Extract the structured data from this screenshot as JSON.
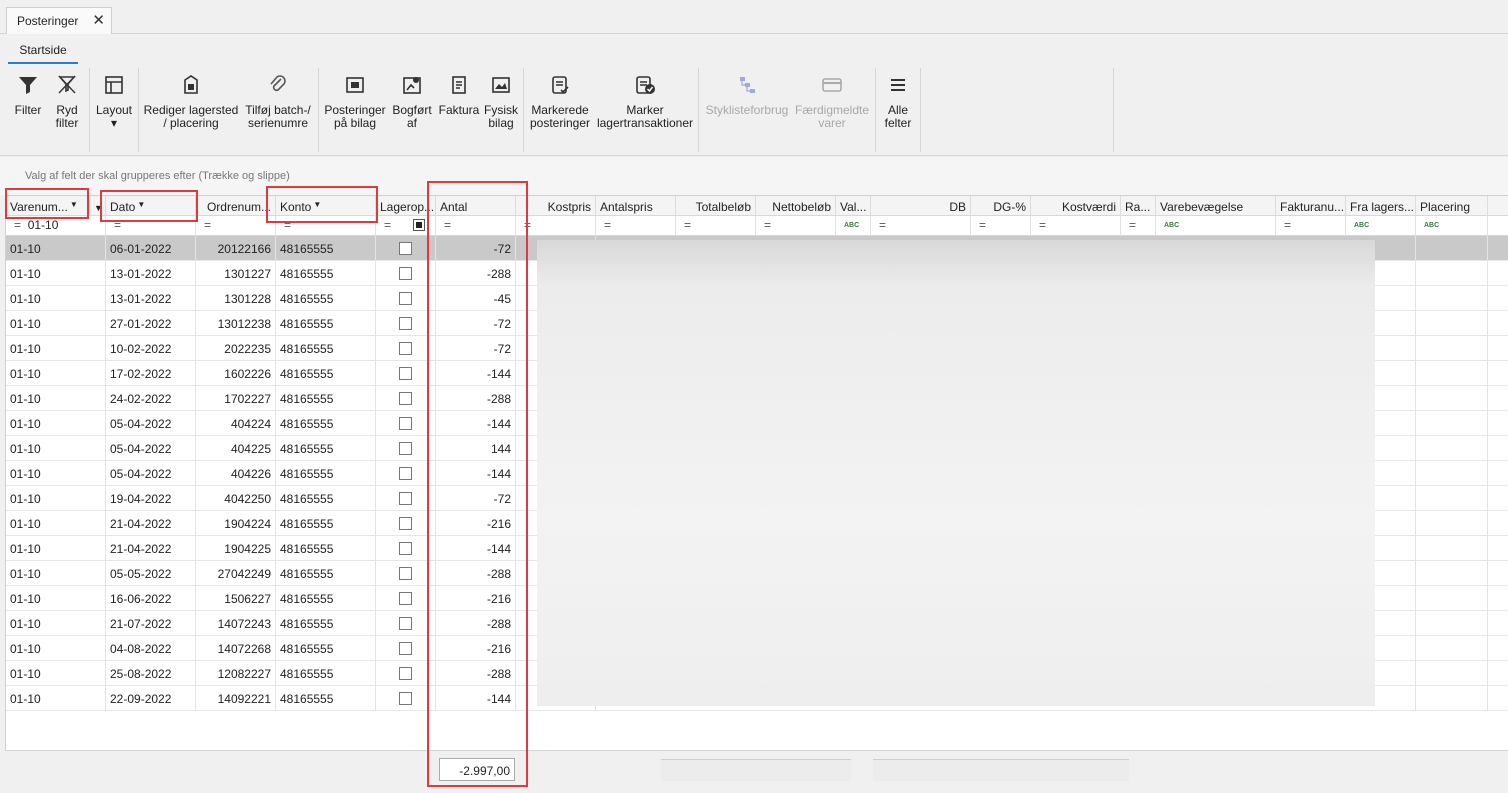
{
  "doc_tab": {
    "label": "Posteringer",
    "close": "✕"
  },
  "ribbon_tab": "Startside",
  "ribbon": {
    "filter": "Filter",
    "clear_filter_1": "Ryd",
    "clear_filter_2": "filter",
    "layout": "Layout",
    "layout_arrow": "▾",
    "edit_location_1": "Rediger lagersted",
    "edit_location_2": "/ placering",
    "add_batch_1": "Tilføj batch-/",
    "add_batch_2": "serienumre",
    "entries_doc_1": "Posteringer",
    "entries_doc_2": "på bilag",
    "posted_by_1": "Bogført",
    "posted_by_2": "af",
    "invoice": "Faktura",
    "physical_doc_1": "Fysisk",
    "physical_doc_2": "bilag",
    "marked_entries_1": "Markerede",
    "marked_entries_2": "posteringer",
    "mark_transactions_1": "Marker",
    "mark_transactions_2": "lagertransaktioner",
    "bom_usage": "Styklisteforbrug",
    "finished_1": "Færdigmeldte",
    "finished_2": "varer",
    "all_fields_1": "Alle",
    "all_fields_2": "felter"
  },
  "group_panel_hint": "Valg af felt der skal grupperes efter (Trække og slippe)",
  "columns": {
    "varenummer": "Varenum...",
    "dato": "Dato",
    "ordrenummer": "Ordrenum...",
    "konto": "Konto",
    "lagerop": "Lagerop...",
    "antal": "Antal",
    "kostpris": "Kostpris",
    "antalspris": "Antalspris",
    "totalbelob": "Totalbeløb",
    "nettobelob": "Nettobeløb",
    "valuta": "Val...",
    "db": "DB",
    "dg": "DG-%",
    "kostvaerdi": "Kostværdi",
    "rabat": "Ra...",
    "varebevaegelse": "Varebevægelse",
    "fakturanummer": "Fakturanu...",
    "fra_lager": "Fra lagers...",
    "placering": "Placering"
  },
  "filter": {
    "varenummer_value": "01-10",
    "eq": "=",
    "abc": "ABC"
  },
  "rows": [
    {
      "varenr": "01-10",
      "dato": "06-01-2022",
      "ordre": "20122166",
      "konto": "48165555",
      "antal": "-72"
    },
    {
      "varenr": "01-10",
      "dato": "13-01-2022",
      "ordre": "1301227",
      "konto": "48165555",
      "antal": "-288"
    },
    {
      "varenr": "01-10",
      "dato": "13-01-2022",
      "ordre": "1301228",
      "konto": "48165555",
      "antal": "-45"
    },
    {
      "varenr": "01-10",
      "dato": "27-01-2022",
      "ordre": "13012238",
      "konto": "48165555",
      "antal": "-72"
    },
    {
      "varenr": "01-10",
      "dato": "10-02-2022",
      "ordre": "2022235",
      "konto": "48165555",
      "antal": "-72"
    },
    {
      "varenr": "01-10",
      "dato": "17-02-2022",
      "ordre": "1602226",
      "konto": "48165555",
      "antal": "-144"
    },
    {
      "varenr": "01-10",
      "dato": "24-02-2022",
      "ordre": "1702227",
      "konto": "48165555",
      "antal": "-288"
    },
    {
      "varenr": "01-10",
      "dato": "05-04-2022",
      "ordre": "404224",
      "konto": "48165555",
      "antal": "-144"
    },
    {
      "varenr": "01-10",
      "dato": "05-04-2022",
      "ordre": "404225",
      "konto": "48165555",
      "antal": "144"
    },
    {
      "varenr": "01-10",
      "dato": "05-04-2022",
      "ordre": "404226",
      "konto": "48165555",
      "antal": "-144"
    },
    {
      "varenr": "01-10",
      "dato": "19-04-2022",
      "ordre": "4042250",
      "konto": "48165555",
      "antal": "-72"
    },
    {
      "varenr": "01-10",
      "dato": "21-04-2022",
      "ordre": "1904224",
      "konto": "48165555",
      "antal": "-216"
    },
    {
      "varenr": "01-10",
      "dato": "21-04-2022",
      "ordre": "1904225",
      "konto": "48165555",
      "antal": "-144"
    },
    {
      "varenr": "01-10",
      "dato": "05-05-2022",
      "ordre": "27042249",
      "konto": "48165555",
      "antal": "-288"
    },
    {
      "varenr": "01-10",
      "dato": "16-06-2022",
      "ordre": "1506227",
      "konto": "48165555",
      "antal": "-216"
    },
    {
      "varenr": "01-10",
      "dato": "21-07-2022",
      "ordre": "14072243",
      "konto": "48165555",
      "antal": "-288"
    },
    {
      "varenr": "01-10",
      "dato": "04-08-2022",
      "ordre": "14072268",
      "konto": "48165555",
      "antal": "-216"
    },
    {
      "varenr": "01-10",
      "dato": "25-08-2022",
      "ordre": "12082227",
      "konto": "48165555",
      "antal": "-288"
    },
    {
      "varenr": "01-10",
      "dato": "22-09-2022",
      "ordre": "14092221",
      "konto": "48165555",
      "antal": "-144"
    }
  ],
  "total_antal": "-2.997,00",
  "colors": {
    "highlight": "#e0393e",
    "selected_row": "#c9c9c9",
    "tab_accent": "#2b7cd3"
  }
}
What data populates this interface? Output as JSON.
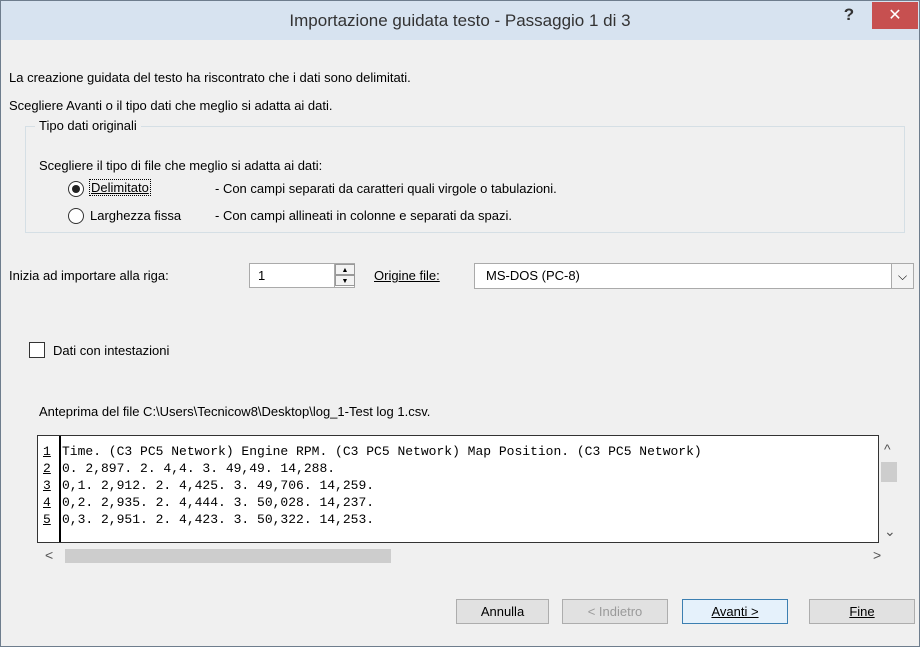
{
  "window": {
    "title": "Importazione guidata testo - Passaggio 1 di 3",
    "help_glyph": "?",
    "close_glyph": "✕"
  },
  "intro": {
    "line1": "La creazione guidata del testo ha riscontrato che i dati sono delimitati.",
    "line2": "Scegliere Avanti o il tipo dati che meglio si adatta ai dati."
  },
  "group": {
    "title": "Tipo dati originali",
    "prompt": "Scegliere il tipo di file che meglio si adatta ai dati:",
    "options": [
      {
        "label": "Delimitato",
        "description": "- Con campi separati da caratteri quali virgole o tabulazioni.",
        "selected": true
      },
      {
        "label": "Larghezza fissa",
        "description": "- Con campi allineati in colonne e separati da spazi.",
        "selected": false
      }
    ]
  },
  "start_row": {
    "label": "Inizia ad importare alla riga:",
    "value": "1"
  },
  "origin": {
    "label": "Origine file:",
    "value": "MS-DOS (PC-8)"
  },
  "headers_checkbox": {
    "label": "Dati con intestazioni",
    "checked": false
  },
  "preview": {
    "caption": "Anteprima del file C:\\Users\\Tecnicow8\\Desktop\\log_1-Test log 1.csv.",
    "rows": [
      {
        "num": "1",
        "text": "Time. (C3 PC5 Network) Engine RPM. (C3 PC5 Network) Map Position. (C3 PC5 Network)"
      },
      {
        "num": "2",
        "text": "0. 2,897. 2. 4,4. 3. 49,49. 14,288."
      },
      {
        "num": "3",
        "text": "0,1. 2,912. 2. 4,425. 3. 49,706. 14,259."
      },
      {
        "num": "4",
        "text": "0,2. 2,935. 2. 4,444. 3. 50,028. 14,237."
      },
      {
        "num": "5",
        "text": "0,3. 2,951. 2. 4,423. 3. 50,322. 14,253."
      }
    ]
  },
  "buttons": {
    "cancel": "Annulla",
    "back": "< Indietro",
    "next": "Avanti >",
    "finish": "Fine"
  }
}
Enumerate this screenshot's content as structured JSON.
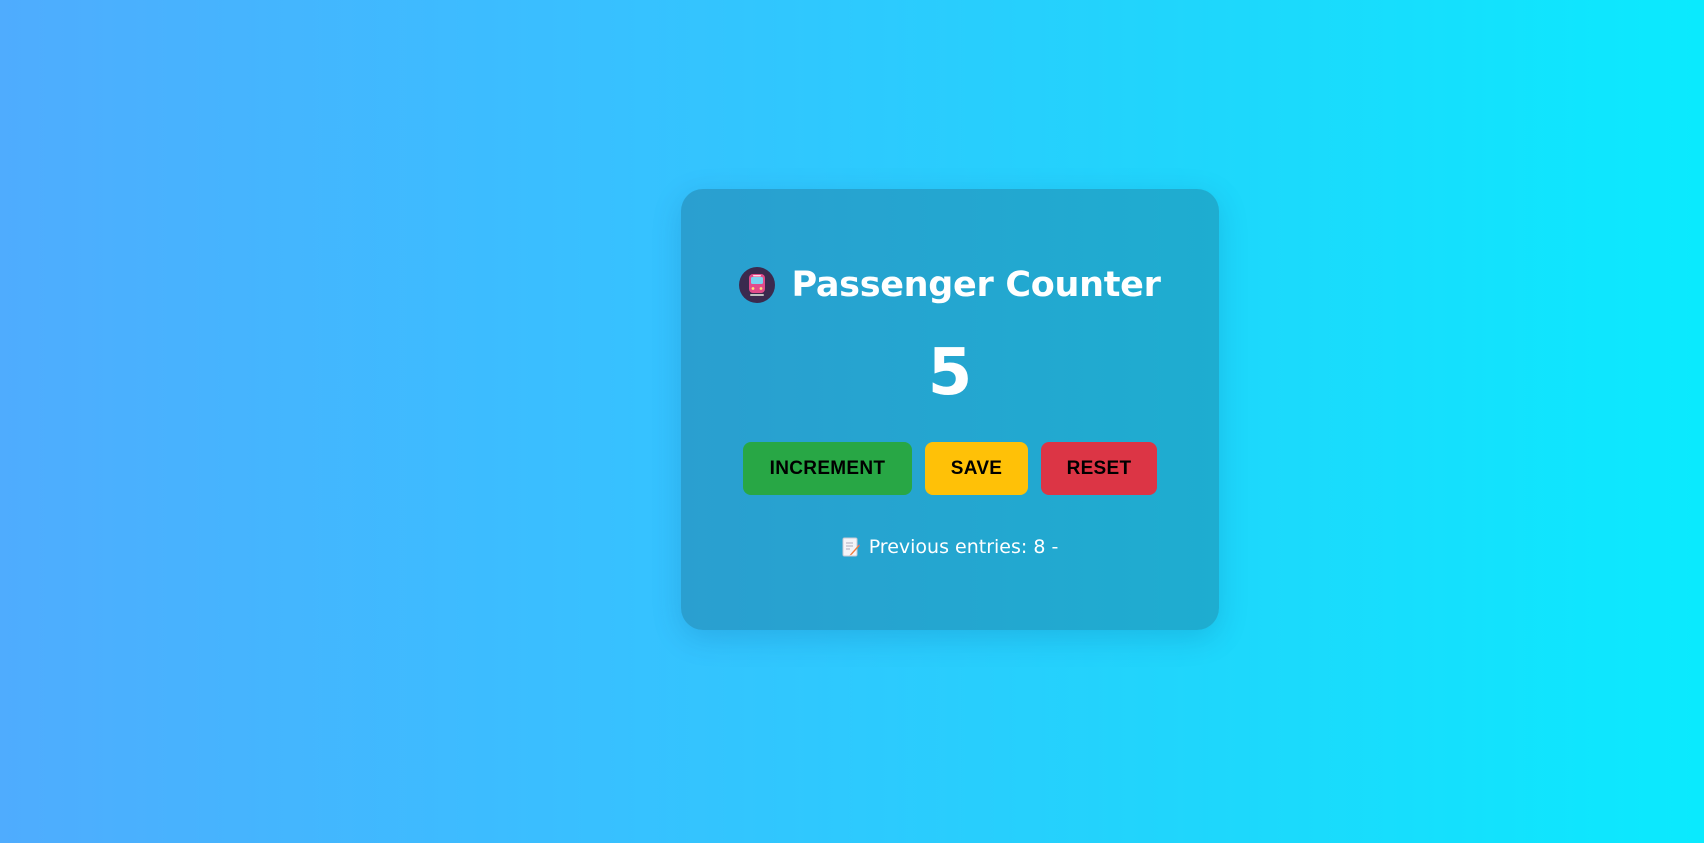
{
  "app": {
    "title": "Passenger Counter",
    "title_icon": "train-icon"
  },
  "counter": {
    "value": "5"
  },
  "buttons": {
    "increment_label": "INCREMENT",
    "save_label": "SAVE",
    "reset_label": "RESET"
  },
  "entries": {
    "icon": "memo-icon",
    "text": "Previous entries: 8 -"
  },
  "colors": {
    "increment": "#28a745",
    "save": "#ffc107",
    "reset": "#dc3545",
    "background_start": "#4facfe",
    "background_end": "#0aeafe"
  }
}
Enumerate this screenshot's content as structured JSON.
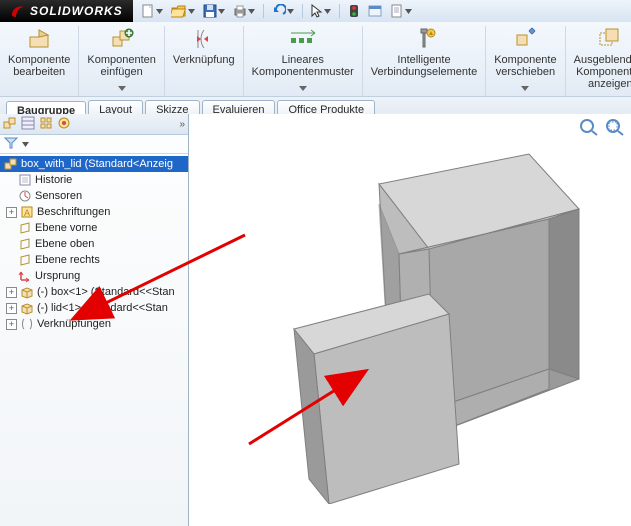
{
  "app": {
    "name": "SOLIDWORKS"
  },
  "ribbon": [
    {
      "label": "Komponente\nbearbeiten"
    },
    {
      "label": "Komponenten\neinfügen"
    },
    {
      "label": "Verknüpfung"
    },
    {
      "label": "Lineares\nKomponentenmuster"
    },
    {
      "label": "Intelligente\nVerbindungselemente"
    },
    {
      "label": "Komponente\nverschieben"
    },
    {
      "label": "Ausgeblendete\nKomponenten\nanzeigen"
    }
  ],
  "tabs": [
    {
      "label": "Baugruppe",
      "active": true
    },
    {
      "label": "Layout"
    },
    {
      "label": "Skizze"
    },
    {
      "label": "Evaluieren"
    },
    {
      "label": "Office Produkte"
    }
  ],
  "tree": {
    "root": "box_with_lid  (Standard<Anzeig",
    "items": [
      {
        "label": "Historie"
      },
      {
        "label": "Sensoren"
      },
      {
        "label": "Beschriftungen",
        "expandable": true
      },
      {
        "label": "Ebene vorne"
      },
      {
        "label": "Ebene oben"
      },
      {
        "label": "Ebene rechts"
      },
      {
        "label": "Ursprung"
      },
      {
        "label": "(-) box<1> (Standard<<Stan",
        "expandable": true
      },
      {
        "label": "(-) lid<1> (Standard<<Stan",
        "expandable": true
      },
      {
        "label": "Verknüpfungen",
        "expandable": true
      }
    ]
  },
  "colors": {
    "arrow": "#e30000",
    "selection": "#1e66c8",
    "model_light": "#d7d7d7",
    "model_mid": "#bdbdbd",
    "model_dark": "#9a9a9a",
    "model_inner": "#a8a8a8"
  }
}
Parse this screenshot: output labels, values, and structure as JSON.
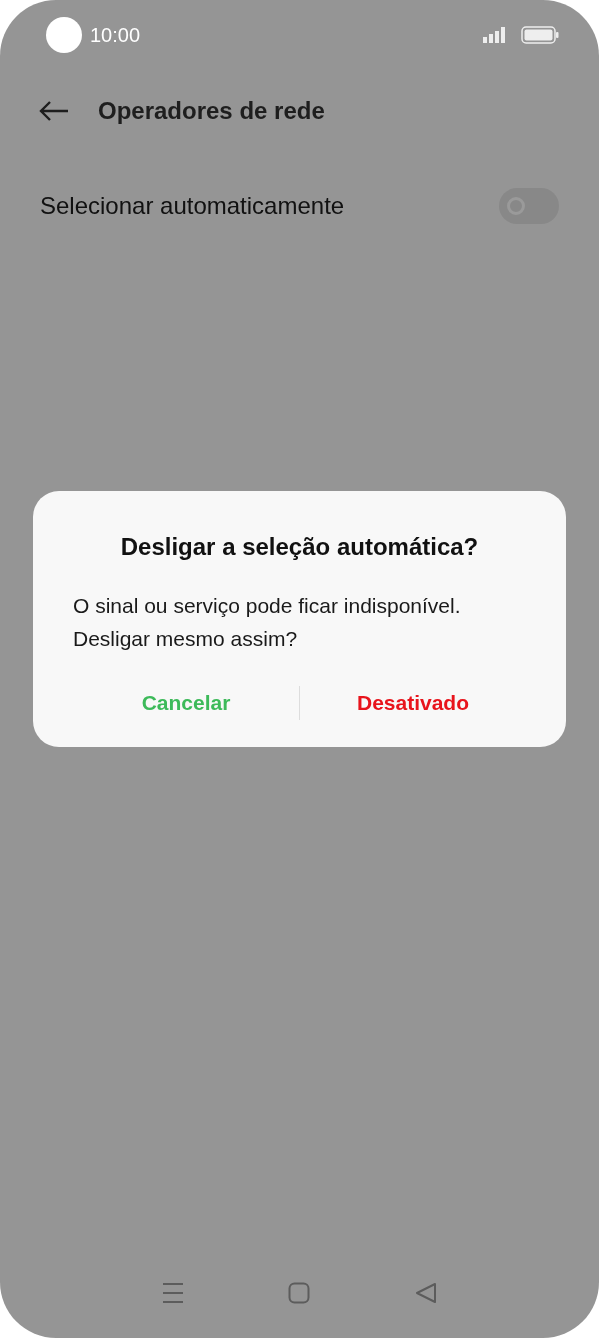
{
  "status_bar": {
    "time": "10:00"
  },
  "header": {
    "title": "Operadores de rede"
  },
  "settings": [
    {
      "label": "Selecionar automaticamente",
      "on": false
    }
  ],
  "dialog": {
    "title": "Desligar a seleção automática?",
    "message": "O sinal ou serviço pode ficar indisponível. Desligar mesmo assim?",
    "buttons": [
      {
        "label": "Cancelar",
        "color": "#3dba5a"
      },
      {
        "label": "Desativado",
        "color": "#e8141c"
      }
    ]
  }
}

....................

→ **Short problem**
Find the line that contains "Parse this screenshot: output", then write out that line and every line after it through the end of the records, exactly. Leave the pictures out.

→ **Complete response**
Parse this screenshot: output labels, values, and structure as JSON.
{
  "status_bar": {
    "time": "10:00"
  },
  "header": {
    "title": "Operadores de rede"
  },
  "settings": [
    {
      "label": "Selecionar automaticamente",
      "on": false
    }
  ],
  "dialog": {
    "title": "Desligar a seleção automática?",
    "message": "O sinal ou serviço pode ficar indisponível. Desligar mesmo assim?",
    "buttons": [
      {
        "label": "Cancelar",
        "color": "#3dba5a"
      },
      {
        "label": "Desativado",
        "color": "#e8141c"
      }
    ]
  }
}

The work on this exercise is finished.